• Problem statement: How many lines in the records below contain the word "Dados"? Give only the number.
-------- Input rows
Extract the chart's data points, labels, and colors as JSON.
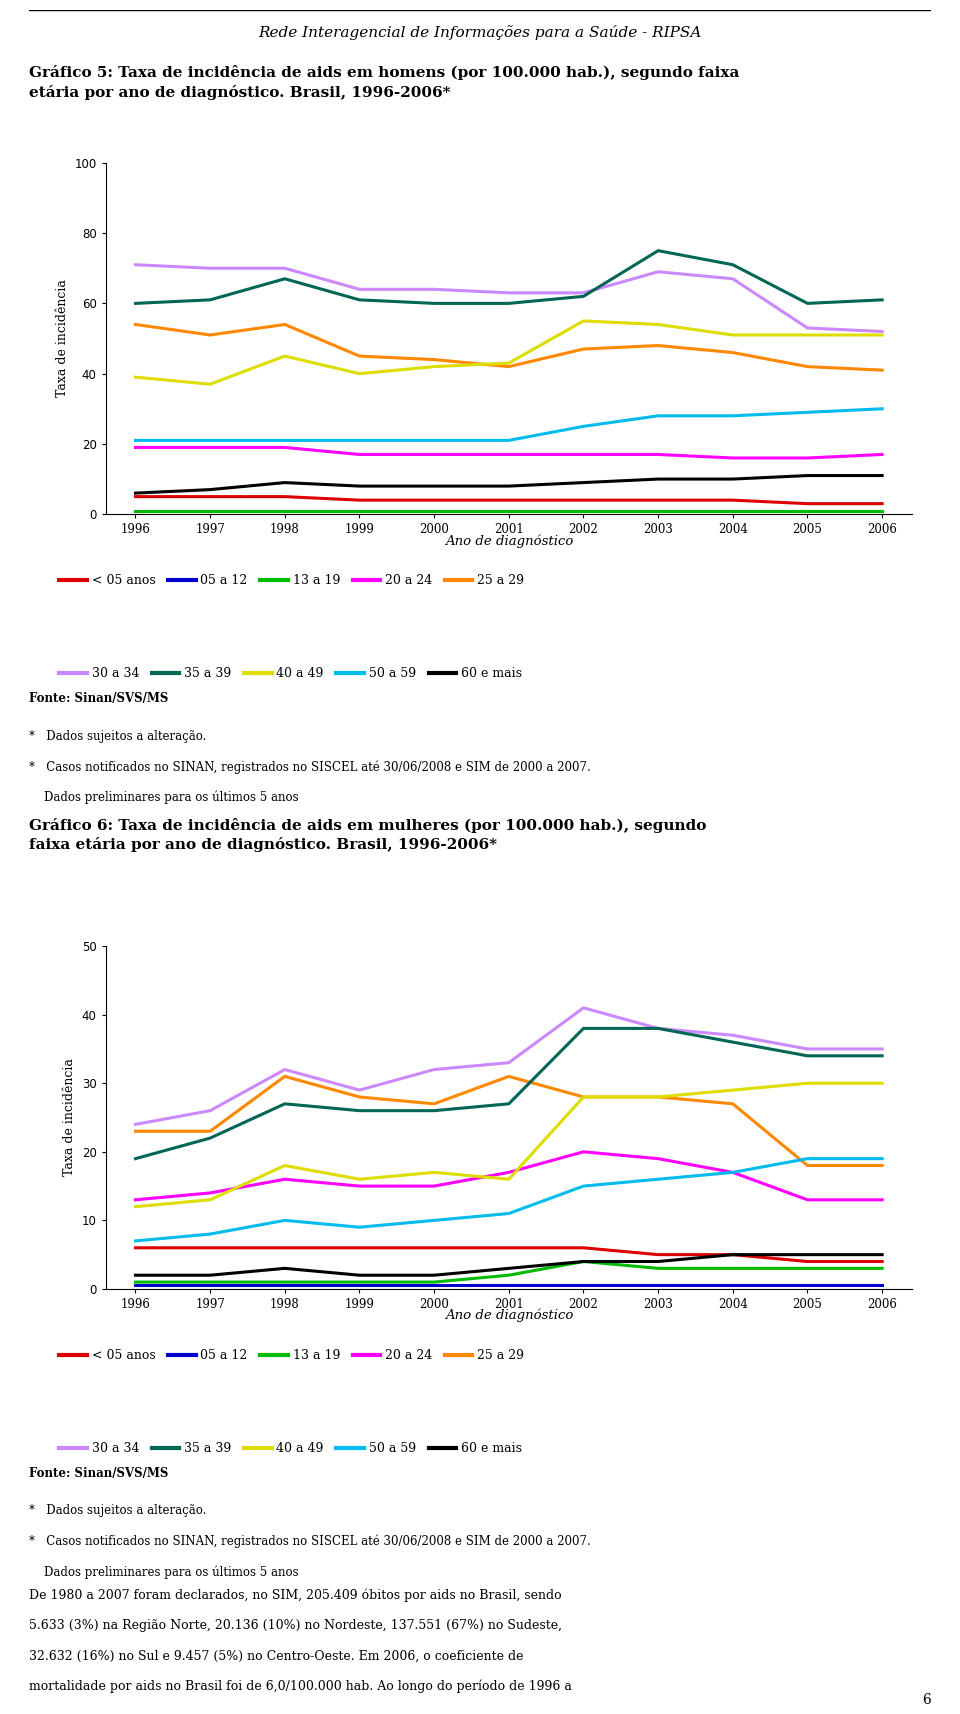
{
  "years": [
    1996,
    1997,
    1998,
    1999,
    2000,
    2001,
    2002,
    2003,
    2004,
    2005,
    2006
  ],
  "header": "Rede Interagencial de Informações para a Saúde - RIPSA",
  "title1": "Gráfico 5: Taxa de incidência de aids em homens (por 100.000 hab.), segundo faixa\netária por ano de diagnóstico. Brasil, 1996-2006*",
  "title2": "Gráfico 6: Taxa de incidência de aids em mulheres (por 100.000 hab.), segundo\nfaixa etária por ano de diagnóstico. Brasil, 1996-2006*",
  "ylabel": "Taxa de incidência",
  "xlabel": "Ano de diagnóstico",
  "chart1_ylim": [
    0,
    100
  ],
  "chart1_yticks": [
    0,
    20,
    40,
    60,
    80,
    100
  ],
  "chart2_ylim": [
    0,
    50
  ],
  "chart2_yticks": [
    0,
    10,
    20,
    30,
    40,
    50
  ],
  "legend_labels": [
    "< 05 anos",
    "05 a 12",
    "13 a 19",
    "20 a 24",
    "25 a 29",
    "30 a 34",
    "35 a 39",
    "40 a 49",
    "50 a 59",
    "60 e mais"
  ],
  "line_colors": [
    "#dd0000",
    "#0000cc",
    "#00bb00",
    "#ff00ff",
    "#ff8800",
    "#cc88ff",
    "#006655",
    "#dddd00",
    "#00bbee",
    "#000000"
  ],
  "chart1_data": {
    "lt05": [
      5,
      5,
      5,
      4,
      4,
      4,
      4,
      4,
      4,
      3,
      3
    ],
    "a0512": [
      1,
      1,
      1,
      1,
      1,
      1,
      1,
      1,
      1,
      1,
      1
    ],
    "a1319": [
      1,
      1,
      1,
      1,
      1,
      1,
      1,
      1,
      1,
      1,
      1
    ],
    "a2024": [
      19,
      19,
      19,
      17,
      17,
      17,
      17,
      17,
      16,
      16,
      17
    ],
    "a2529": [
      54,
      51,
      54,
      45,
      44,
      42,
      47,
      48,
      46,
      42,
      41
    ],
    "a3034": [
      71,
      70,
      70,
      64,
      64,
      63,
      63,
      69,
      67,
      53,
      52
    ],
    "a3539": [
      60,
      61,
      67,
      61,
      60,
      60,
      62,
      75,
      71,
      60,
      61
    ],
    "a4049": [
      39,
      37,
      45,
      40,
      42,
      43,
      55,
      54,
      51,
      51,
      51
    ],
    "a5059": [
      21,
      21,
      21,
      21,
      21,
      21,
      25,
      28,
      28,
      29,
      30
    ],
    "a60m": [
      6,
      7,
      9,
      8,
      8,
      8,
      9,
      10,
      10,
      11,
      11
    ]
  },
  "chart2_data": {
    "lt05": [
      6,
      6,
      6,
      6,
      6,
      6,
      6,
      5,
      5,
      4,
      4
    ],
    "a0512": [
      0.5,
      0.5,
      0.5,
      0.5,
      0.5,
      0.5,
      0.5,
      0.5,
      0.5,
      0.5,
      0.5
    ],
    "a1319": [
      1,
      1,
      1,
      1,
      1,
      2,
      4,
      3,
      3,
      3,
      3
    ],
    "a2024": [
      13,
      14,
      16,
      15,
      15,
      17,
      20,
      19,
      17,
      13,
      13
    ],
    "a2529": [
      23,
      23,
      31,
      28,
      27,
      31,
      28,
      28,
      27,
      18,
      18
    ],
    "a3034": [
      24,
      26,
      32,
      29,
      32,
      33,
      41,
      38,
      37,
      35,
      35
    ],
    "a3539": [
      19,
      22,
      27,
      26,
      26,
      27,
      38,
      38,
      36,
      34,
      34
    ],
    "a4049": [
      12,
      13,
      18,
      16,
      17,
      16,
      28,
      28,
      29,
      30,
      30
    ],
    "a5059": [
      7,
      8,
      10,
      9,
      10,
      11,
      15,
      16,
      17,
      19,
      19
    ],
    "a60m": [
      2,
      2,
      3,
      2,
      2,
      3,
      4,
      4,
      5,
      5,
      5
    ]
  },
  "fonte_text": "Fonte: Sinan/SVS/MS",
  "note1": "*   Dados sujeitos a alteração.",
  "note2a": "*   Casos notificados no SINAN, registrados no SISCEL até 30/06/2008 e SIM de 2000 a 2007.",
  "note2b": "    Dados preliminares para os últimos 5 anos",
  "bottom_text_lines": [
    "De 1980 a 2007 foram declarados, no SIM, 205.409 óbitos por aids no Brasil, sendo",
    "5.633 (3%) na Região Norte, 20.136 (10%) no Nordeste, 137.551 (67%) no Sudeste,",
    "32.632 (16%) no Sul e 9.457 (5%) no Centro-Oeste. Em 2006, o coeficiente de",
    "mortalidade por aids no Brasil foi de 6,0/100.000 hab. Ao longo do período de 1996 a"
  ],
  "page_number": "6",
  "background_color": "#ffffff"
}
----------------
• The solution: 2